(Saved data entries)
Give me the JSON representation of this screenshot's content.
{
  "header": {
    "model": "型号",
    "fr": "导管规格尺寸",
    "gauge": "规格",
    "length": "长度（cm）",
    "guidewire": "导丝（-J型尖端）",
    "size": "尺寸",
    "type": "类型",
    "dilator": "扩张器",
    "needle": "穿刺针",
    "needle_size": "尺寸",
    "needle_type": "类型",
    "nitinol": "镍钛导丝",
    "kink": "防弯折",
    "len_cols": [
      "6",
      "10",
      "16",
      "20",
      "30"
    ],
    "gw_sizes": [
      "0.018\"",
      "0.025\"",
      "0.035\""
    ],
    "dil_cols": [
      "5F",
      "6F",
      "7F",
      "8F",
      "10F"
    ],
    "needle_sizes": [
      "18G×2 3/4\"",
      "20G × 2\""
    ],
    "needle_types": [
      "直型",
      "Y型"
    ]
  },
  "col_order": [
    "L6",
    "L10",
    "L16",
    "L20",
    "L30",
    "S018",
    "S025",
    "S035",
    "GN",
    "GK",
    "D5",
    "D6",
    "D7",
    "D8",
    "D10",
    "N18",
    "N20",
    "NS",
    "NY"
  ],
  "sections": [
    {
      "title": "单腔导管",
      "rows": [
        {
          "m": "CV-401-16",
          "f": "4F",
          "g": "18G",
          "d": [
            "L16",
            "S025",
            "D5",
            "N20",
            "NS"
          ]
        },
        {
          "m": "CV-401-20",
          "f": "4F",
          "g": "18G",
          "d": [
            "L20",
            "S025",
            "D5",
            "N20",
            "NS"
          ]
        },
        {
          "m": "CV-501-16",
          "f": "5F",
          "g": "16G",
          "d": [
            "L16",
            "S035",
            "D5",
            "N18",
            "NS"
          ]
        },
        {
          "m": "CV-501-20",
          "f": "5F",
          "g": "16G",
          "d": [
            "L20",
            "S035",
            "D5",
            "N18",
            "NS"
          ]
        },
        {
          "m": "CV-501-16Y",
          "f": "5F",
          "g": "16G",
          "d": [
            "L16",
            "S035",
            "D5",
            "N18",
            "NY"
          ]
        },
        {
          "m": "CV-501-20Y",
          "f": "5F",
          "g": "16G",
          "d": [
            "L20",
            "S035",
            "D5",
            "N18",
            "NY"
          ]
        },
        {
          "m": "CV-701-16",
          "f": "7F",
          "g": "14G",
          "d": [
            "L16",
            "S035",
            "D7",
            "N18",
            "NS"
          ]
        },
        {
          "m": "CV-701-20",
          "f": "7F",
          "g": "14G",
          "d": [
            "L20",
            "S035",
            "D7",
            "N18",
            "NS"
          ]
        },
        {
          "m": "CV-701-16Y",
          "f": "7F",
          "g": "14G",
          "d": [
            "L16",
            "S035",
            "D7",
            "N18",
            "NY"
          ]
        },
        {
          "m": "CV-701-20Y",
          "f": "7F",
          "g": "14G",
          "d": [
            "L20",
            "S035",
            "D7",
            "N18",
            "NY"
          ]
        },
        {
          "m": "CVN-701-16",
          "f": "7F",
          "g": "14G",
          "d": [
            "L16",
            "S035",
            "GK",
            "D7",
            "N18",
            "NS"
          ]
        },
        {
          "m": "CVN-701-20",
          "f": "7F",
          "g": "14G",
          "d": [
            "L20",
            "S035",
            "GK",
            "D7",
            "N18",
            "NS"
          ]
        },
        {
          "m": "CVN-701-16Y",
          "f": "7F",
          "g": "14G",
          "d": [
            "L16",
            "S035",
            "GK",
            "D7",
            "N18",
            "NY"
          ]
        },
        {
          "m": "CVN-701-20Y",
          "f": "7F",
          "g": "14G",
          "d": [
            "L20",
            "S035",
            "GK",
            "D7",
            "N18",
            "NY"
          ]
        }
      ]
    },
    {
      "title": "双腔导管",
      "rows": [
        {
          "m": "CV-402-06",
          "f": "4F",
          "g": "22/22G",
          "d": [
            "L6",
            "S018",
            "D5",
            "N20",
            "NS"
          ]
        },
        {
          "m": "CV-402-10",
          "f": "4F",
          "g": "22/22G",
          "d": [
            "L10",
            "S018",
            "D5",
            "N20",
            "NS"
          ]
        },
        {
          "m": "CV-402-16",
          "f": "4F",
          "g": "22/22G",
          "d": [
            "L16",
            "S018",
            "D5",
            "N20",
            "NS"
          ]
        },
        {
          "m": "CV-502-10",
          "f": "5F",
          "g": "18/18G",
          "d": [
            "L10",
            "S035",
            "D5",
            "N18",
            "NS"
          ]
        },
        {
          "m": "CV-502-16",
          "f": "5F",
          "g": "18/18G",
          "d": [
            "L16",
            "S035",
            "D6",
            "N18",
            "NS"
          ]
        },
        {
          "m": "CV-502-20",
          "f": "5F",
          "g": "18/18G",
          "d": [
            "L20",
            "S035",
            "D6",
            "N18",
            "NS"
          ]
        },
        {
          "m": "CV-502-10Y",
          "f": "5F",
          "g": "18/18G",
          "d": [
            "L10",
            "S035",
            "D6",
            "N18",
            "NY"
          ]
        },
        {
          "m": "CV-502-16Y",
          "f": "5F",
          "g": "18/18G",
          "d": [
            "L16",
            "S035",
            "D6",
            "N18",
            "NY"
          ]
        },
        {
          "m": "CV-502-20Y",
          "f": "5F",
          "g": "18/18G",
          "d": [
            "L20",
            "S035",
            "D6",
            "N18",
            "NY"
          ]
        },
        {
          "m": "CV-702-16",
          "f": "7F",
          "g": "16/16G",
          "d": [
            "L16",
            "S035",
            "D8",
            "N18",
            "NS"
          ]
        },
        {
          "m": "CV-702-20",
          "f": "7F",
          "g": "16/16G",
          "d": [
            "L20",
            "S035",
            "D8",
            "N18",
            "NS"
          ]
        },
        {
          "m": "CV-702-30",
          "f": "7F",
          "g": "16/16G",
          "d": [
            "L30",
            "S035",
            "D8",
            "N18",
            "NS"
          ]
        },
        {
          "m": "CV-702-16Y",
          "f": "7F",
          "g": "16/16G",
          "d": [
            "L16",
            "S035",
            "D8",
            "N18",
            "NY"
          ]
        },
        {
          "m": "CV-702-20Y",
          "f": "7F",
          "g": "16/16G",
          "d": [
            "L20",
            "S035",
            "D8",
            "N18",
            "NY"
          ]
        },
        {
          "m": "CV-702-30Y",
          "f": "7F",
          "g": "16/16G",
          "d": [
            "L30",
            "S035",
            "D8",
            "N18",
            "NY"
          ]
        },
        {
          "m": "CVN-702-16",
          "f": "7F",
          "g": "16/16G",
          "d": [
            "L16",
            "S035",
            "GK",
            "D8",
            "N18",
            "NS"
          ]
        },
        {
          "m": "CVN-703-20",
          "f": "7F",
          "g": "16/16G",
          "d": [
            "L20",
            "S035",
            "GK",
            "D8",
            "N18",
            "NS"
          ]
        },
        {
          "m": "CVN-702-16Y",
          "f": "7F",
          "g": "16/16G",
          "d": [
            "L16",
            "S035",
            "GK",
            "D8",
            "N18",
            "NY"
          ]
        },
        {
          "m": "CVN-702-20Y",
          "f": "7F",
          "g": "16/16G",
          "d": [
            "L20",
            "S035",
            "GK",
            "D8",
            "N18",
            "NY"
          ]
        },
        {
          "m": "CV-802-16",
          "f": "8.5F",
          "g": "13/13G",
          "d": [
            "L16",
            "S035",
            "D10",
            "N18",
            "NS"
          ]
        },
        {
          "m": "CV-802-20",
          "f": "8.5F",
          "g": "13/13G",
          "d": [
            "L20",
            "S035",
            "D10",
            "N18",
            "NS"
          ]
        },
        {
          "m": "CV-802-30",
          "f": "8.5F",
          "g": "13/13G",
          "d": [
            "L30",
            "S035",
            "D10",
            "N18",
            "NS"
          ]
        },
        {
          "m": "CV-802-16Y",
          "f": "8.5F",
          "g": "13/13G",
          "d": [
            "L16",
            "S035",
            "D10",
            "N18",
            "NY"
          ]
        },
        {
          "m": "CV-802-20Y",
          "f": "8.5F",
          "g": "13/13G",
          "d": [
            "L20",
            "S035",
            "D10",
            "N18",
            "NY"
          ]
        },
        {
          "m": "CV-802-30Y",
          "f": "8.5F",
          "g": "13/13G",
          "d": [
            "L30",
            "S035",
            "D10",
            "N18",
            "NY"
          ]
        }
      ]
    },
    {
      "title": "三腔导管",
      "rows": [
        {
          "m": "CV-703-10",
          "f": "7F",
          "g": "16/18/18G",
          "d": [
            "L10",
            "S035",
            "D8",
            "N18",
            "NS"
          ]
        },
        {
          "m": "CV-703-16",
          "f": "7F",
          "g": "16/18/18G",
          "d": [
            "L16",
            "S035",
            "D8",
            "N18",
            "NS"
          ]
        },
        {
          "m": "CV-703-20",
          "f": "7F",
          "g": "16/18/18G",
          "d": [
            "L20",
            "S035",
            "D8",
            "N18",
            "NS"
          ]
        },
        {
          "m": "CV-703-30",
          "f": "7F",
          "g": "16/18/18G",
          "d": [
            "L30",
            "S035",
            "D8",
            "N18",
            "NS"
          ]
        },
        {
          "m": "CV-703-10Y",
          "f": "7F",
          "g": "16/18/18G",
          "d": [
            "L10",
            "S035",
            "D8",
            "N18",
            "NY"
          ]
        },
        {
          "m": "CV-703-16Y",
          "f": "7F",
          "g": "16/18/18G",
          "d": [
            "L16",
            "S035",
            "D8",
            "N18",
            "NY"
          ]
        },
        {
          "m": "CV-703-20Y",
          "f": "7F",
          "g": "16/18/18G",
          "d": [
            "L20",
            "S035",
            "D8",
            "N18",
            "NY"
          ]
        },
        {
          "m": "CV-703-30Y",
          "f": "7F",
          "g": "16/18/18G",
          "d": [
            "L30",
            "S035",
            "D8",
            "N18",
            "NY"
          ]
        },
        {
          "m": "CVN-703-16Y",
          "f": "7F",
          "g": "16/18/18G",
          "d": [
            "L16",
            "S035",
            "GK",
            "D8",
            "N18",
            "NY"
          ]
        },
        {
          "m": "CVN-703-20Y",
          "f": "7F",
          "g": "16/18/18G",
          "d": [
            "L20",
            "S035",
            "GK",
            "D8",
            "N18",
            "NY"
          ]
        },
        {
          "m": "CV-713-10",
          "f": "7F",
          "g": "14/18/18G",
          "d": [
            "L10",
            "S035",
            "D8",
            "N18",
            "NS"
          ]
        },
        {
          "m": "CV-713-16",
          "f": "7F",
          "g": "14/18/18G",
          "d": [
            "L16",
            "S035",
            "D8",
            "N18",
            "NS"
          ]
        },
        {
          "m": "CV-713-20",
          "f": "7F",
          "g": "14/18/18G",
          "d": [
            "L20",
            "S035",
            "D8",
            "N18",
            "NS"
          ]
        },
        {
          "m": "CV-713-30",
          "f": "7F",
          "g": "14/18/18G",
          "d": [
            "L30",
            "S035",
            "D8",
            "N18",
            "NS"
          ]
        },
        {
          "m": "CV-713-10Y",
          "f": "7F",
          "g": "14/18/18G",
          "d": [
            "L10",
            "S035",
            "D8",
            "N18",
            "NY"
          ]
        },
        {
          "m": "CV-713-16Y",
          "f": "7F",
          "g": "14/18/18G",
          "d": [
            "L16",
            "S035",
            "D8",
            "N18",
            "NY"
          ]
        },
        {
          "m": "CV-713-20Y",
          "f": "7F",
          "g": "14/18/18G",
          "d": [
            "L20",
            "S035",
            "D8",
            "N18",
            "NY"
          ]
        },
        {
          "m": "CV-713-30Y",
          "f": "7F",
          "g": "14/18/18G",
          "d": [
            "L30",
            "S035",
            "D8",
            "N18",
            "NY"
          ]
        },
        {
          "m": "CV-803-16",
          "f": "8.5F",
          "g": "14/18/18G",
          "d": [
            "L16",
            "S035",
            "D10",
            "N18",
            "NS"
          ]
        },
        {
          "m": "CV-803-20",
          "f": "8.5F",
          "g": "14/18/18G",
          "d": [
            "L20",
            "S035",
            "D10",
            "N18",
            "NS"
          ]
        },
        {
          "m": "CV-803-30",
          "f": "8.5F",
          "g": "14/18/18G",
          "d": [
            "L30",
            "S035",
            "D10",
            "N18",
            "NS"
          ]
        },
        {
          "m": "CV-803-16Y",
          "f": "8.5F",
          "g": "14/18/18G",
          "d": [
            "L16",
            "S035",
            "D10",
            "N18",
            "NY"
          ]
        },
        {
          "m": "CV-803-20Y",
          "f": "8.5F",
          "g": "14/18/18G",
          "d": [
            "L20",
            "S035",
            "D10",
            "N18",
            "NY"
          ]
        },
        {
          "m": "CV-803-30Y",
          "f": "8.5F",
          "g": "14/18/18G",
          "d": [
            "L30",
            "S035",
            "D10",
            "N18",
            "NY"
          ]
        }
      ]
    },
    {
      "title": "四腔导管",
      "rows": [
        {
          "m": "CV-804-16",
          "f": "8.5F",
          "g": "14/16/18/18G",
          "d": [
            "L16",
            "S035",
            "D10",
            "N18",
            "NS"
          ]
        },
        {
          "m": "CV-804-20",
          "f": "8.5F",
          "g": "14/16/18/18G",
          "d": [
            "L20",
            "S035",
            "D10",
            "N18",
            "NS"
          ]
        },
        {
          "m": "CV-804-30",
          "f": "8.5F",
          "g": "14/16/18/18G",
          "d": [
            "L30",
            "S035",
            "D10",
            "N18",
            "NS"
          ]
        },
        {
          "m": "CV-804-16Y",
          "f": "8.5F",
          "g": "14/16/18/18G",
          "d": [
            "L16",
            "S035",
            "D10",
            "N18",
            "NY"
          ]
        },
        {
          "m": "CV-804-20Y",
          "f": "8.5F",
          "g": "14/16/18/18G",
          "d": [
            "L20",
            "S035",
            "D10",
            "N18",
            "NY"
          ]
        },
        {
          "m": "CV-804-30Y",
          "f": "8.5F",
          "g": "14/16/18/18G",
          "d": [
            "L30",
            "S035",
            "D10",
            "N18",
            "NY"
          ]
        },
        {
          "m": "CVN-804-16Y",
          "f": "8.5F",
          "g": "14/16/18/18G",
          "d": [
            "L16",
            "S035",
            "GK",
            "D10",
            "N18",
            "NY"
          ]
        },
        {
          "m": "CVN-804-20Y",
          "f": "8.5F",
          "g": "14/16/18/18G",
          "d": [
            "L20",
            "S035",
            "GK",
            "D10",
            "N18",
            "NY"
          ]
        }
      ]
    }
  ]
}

▸ **PROBLEM**
Select and copy every line of the material that holds the string "title".

▸ **RESULT FOR THIS TASK**
      "title": "单腔导管",
      "title": "双腔导管",
      "title": "三腔导管",
      "title": "四腔导管",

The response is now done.